::: Material supplied
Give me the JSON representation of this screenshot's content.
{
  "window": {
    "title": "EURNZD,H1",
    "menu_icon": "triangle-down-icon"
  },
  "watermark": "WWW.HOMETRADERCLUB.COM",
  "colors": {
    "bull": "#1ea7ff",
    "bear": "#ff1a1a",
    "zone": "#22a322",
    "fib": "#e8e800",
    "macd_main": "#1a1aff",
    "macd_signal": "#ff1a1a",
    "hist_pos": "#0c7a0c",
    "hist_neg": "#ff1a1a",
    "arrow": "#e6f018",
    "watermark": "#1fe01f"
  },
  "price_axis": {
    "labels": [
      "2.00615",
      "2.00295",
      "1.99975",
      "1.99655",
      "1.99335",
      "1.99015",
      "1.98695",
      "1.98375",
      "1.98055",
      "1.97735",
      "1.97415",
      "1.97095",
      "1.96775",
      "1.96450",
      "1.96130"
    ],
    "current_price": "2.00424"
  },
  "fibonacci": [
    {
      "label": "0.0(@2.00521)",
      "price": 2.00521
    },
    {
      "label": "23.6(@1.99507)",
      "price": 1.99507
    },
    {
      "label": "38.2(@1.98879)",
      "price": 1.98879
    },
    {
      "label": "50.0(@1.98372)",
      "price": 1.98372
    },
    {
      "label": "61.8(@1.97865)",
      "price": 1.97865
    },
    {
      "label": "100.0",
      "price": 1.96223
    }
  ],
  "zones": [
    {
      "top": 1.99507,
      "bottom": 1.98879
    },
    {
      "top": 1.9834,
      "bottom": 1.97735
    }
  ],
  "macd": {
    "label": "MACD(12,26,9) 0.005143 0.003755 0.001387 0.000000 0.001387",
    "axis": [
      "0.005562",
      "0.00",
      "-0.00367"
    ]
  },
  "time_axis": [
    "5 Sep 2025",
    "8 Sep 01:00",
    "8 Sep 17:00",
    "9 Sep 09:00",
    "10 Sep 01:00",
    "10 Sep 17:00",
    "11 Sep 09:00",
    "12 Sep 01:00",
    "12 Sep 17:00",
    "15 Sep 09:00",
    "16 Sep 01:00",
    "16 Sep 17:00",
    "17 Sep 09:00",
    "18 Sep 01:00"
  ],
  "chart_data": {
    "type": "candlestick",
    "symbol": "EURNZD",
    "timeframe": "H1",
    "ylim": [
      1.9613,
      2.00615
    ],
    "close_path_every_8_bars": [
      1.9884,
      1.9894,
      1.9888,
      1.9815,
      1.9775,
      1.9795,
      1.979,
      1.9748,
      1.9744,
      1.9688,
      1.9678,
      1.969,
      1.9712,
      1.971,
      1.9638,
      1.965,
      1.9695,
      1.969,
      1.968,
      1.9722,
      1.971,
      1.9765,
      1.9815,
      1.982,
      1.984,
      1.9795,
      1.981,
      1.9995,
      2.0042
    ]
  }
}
::::::
> **Exercise**
Filter the records for lines holding the string "watermark". Copy each one.

> **Solution for this task**
  "watermark": "WWW.HOMETRADERCLUB.COM",
    "watermark": "#1fe01f"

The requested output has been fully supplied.